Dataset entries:
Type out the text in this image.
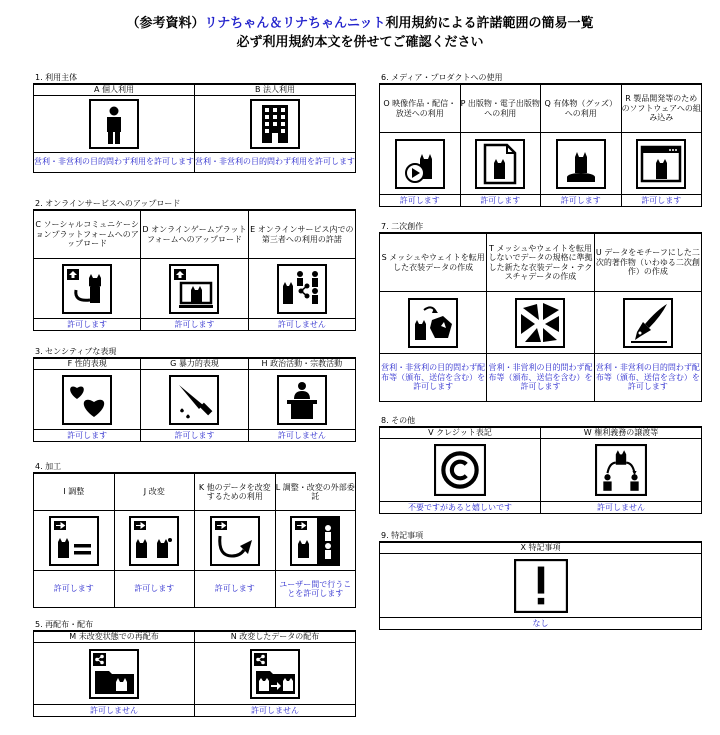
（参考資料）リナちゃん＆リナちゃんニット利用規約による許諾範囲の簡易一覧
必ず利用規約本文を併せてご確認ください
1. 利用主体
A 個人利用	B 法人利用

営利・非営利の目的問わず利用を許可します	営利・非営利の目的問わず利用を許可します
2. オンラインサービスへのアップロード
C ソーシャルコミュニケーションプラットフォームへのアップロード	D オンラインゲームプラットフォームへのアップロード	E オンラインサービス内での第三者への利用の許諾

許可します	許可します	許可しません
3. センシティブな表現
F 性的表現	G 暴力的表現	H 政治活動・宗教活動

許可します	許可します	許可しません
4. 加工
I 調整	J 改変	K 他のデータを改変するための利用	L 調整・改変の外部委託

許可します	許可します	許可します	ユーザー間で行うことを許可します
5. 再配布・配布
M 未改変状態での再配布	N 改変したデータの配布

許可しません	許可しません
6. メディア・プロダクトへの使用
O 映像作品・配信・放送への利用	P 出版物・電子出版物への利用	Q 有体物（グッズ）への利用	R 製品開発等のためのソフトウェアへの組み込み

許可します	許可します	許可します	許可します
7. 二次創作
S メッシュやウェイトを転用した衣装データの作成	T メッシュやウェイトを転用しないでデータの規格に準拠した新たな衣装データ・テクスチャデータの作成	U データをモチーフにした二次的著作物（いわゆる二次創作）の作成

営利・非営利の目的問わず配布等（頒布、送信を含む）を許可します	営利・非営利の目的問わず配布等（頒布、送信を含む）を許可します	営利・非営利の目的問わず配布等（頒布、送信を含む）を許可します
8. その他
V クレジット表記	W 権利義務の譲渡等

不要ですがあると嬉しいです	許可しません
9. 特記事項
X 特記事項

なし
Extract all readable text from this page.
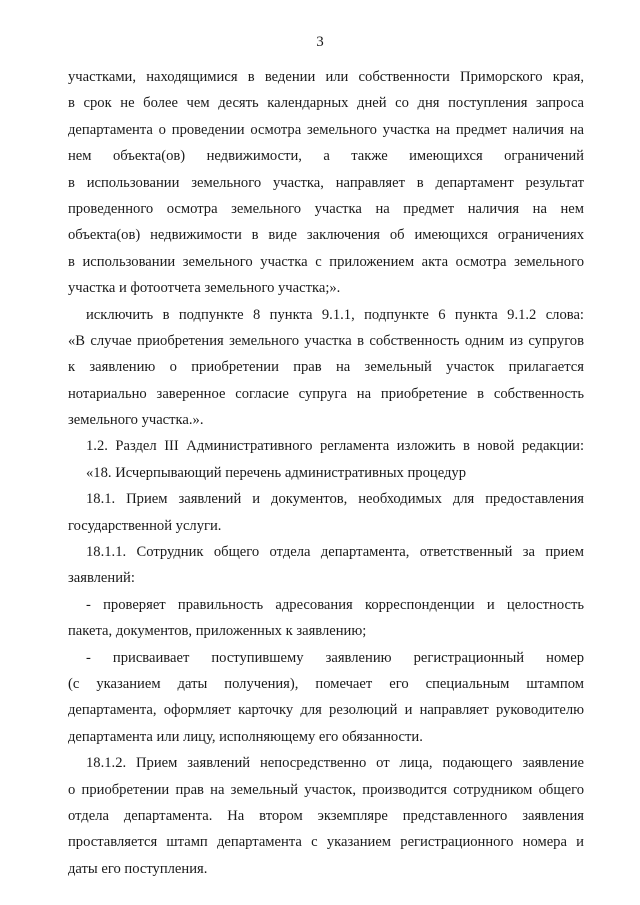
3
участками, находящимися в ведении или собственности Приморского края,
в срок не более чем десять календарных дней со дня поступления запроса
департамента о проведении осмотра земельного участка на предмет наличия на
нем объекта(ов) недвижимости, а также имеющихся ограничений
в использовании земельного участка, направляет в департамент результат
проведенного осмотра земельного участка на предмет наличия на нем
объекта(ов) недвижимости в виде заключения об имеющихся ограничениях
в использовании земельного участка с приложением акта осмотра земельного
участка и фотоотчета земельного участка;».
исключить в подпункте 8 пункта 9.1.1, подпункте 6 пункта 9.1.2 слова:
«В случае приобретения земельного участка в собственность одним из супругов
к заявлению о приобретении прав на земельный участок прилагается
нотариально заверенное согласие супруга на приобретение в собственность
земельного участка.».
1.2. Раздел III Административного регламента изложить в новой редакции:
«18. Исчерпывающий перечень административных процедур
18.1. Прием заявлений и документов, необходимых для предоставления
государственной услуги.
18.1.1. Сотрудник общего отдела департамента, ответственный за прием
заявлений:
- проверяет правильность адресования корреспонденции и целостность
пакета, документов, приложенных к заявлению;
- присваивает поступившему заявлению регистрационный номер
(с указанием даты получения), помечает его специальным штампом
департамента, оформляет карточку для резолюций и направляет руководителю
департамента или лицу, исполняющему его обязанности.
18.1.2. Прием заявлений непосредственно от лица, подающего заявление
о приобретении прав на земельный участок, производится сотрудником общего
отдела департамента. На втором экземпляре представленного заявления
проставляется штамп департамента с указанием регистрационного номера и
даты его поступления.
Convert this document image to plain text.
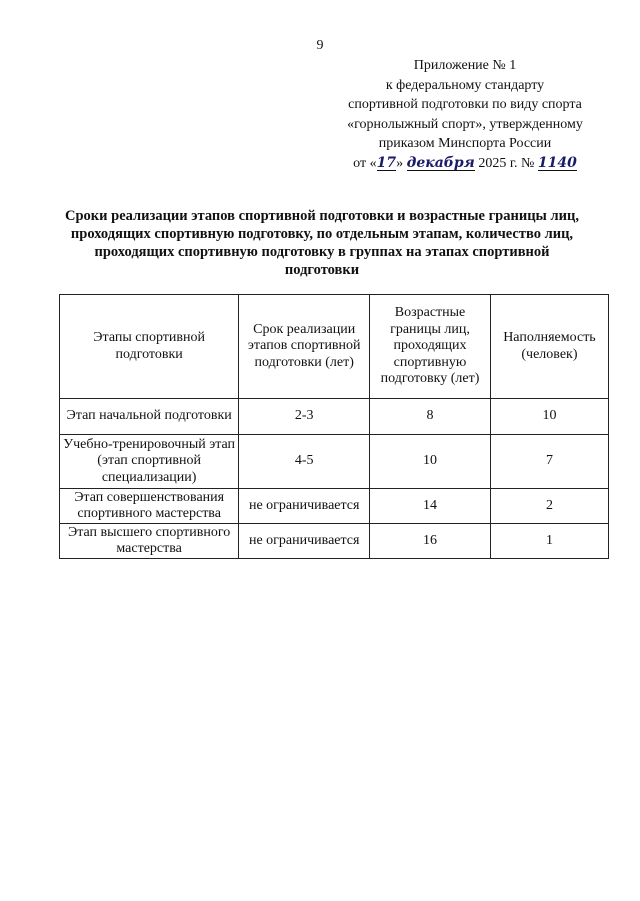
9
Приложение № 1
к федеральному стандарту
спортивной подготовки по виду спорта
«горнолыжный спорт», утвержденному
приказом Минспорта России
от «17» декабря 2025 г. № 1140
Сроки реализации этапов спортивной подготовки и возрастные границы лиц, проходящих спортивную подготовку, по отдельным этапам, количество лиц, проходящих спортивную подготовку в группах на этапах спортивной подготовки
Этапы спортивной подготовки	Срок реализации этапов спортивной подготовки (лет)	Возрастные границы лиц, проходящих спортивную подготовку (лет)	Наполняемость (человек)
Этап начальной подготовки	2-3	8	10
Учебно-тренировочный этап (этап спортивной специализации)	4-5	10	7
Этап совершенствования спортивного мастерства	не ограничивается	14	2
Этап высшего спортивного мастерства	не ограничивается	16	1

Written instruction: In the material above, show every line where the word "ограничивается" turns up.

Full solution:
Этап совершенствования спортивного мастерства	не ограничивается	14	2
Этап высшего спортивного мастерства	не ограничивается	16	1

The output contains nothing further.